== RECORD EXTRACTS ==
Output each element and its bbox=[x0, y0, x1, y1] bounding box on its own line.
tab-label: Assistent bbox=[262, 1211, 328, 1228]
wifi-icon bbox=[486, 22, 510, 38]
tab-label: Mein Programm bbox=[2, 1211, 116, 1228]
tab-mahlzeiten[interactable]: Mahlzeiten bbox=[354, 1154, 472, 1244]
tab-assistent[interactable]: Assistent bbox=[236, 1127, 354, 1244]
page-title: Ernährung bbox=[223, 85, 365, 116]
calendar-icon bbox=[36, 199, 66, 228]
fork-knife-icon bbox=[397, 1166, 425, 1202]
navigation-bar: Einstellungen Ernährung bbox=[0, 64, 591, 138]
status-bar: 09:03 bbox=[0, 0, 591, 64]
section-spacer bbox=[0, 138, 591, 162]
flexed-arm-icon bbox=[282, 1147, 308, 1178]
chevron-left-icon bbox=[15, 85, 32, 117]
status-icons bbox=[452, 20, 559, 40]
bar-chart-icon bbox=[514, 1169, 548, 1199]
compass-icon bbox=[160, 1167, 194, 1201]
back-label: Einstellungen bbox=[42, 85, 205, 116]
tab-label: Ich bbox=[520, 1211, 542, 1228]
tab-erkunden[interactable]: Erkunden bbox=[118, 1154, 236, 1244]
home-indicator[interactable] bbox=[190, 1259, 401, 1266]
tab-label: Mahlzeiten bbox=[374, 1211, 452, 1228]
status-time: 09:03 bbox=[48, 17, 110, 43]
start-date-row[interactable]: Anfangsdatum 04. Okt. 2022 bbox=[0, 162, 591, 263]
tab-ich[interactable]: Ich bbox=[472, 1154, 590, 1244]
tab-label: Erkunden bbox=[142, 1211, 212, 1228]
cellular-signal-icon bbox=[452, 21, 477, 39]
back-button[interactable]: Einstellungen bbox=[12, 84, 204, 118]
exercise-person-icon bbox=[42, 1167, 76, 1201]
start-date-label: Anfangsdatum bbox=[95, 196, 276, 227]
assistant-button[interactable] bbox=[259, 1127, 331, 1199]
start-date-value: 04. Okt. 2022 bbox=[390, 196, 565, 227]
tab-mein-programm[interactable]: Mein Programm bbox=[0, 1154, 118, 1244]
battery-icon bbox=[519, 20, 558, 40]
===
— STATED EXERCISE —
Write every line above as a JSON list of strings, one string per line in its original order, leaving out blank lines.

— SOLUTION FOR THIS EXERCISE —
[
  "Output each element and its bbox=[x0, y0, x1, y1] bounding box on its own line.",
  "tab-label: Assistent bbox=[262, 1211, 328, 1228]",
  "wifi-icon bbox=[486, 22, 510, 38]",
  "tab-label: Mein Programm bbox=[2, 1211, 116, 1228]",
  "tab-mahlzeiten[interactable]: Mahlzeiten bbox=[354, 1154, 472, 1244]",
  "tab-assistent[interactable]: Assistent bbox=[236, 1127, 354, 1244]",
  "page-title: Ernährung bbox=[223, 85, 365, 116]",
  "calendar-icon bbox=[36, 199, 66, 228]",
  "fork-knife-icon bbox=[397, 1166, 425, 1202]",
  "navigation-bar: Einstellungen Ernährung bbox=[0, 64, 591, 138]",
  "status-bar: 09:03 bbox=[0, 0, 591, 64]",
  "section-spacer bbox=[0, 138, 591, 162]",
  "flexed-arm-icon bbox=[282, 1147, 308, 1178]",
  "chevron-left-icon bbox=[15, 85, 32, 117]",
  "status-icons bbox=[452, 20, 559, 40]",
  "bar-chart-icon bbox=[514, 1169, 548, 1199]",
  "compass-icon bbox=[160, 1167, 194, 1201]",
  "back-label: Einstellungen bbox=[42, 85, 205, 116]",
  "tab-label: Ich bbox=[520, 1211, 542, 1228]",
  "tab-erkunden[interactable]: Erkunden bbox=[118, 1154, 236, 1244]",
  "home-indicator[interactable] bbox=[190, 1259, 401, 1266]",
  "tab-label: Mahlzeiten bbox=[374, 1211, 452, 1228]",
  "status-time: 09:03 bbox=[48, 17, 110, 43]",
  "start-date-row[interactable]: Anfangsdatum 04. Okt. 2022 bbox=[0, 162, 591, 263]",
  "tab-ich[interactable]: Ich bbox=[472, 1154, 590, 1244]",
  "tab-label: Erkunden bbox=[142, 1211, 212, 1228]",
  "cellular-signal-icon bbox=[452, 21, 477, 39]",
  "back-button[interactable]: Einstellungen bbox=[12, 84, 204, 118]",
  "exercise-person-icon bbox=[42, 1167, 76, 1201]",
  "start-date-label: Anfangsdatum bbox=[95, 196, 276, 227]",
  "assistant-button[interactable] bbox=[259, 1127, 331, 1199]",
  "start-date-value: 04. Okt. 2022 bbox=[390, 196, 565, 227]",
  "tab-mein-programm[interactable]: Mein Programm bbox=[0, 1154, 118, 1244]",
  "battery-icon bbox=[519, 20, 558, 40]"
]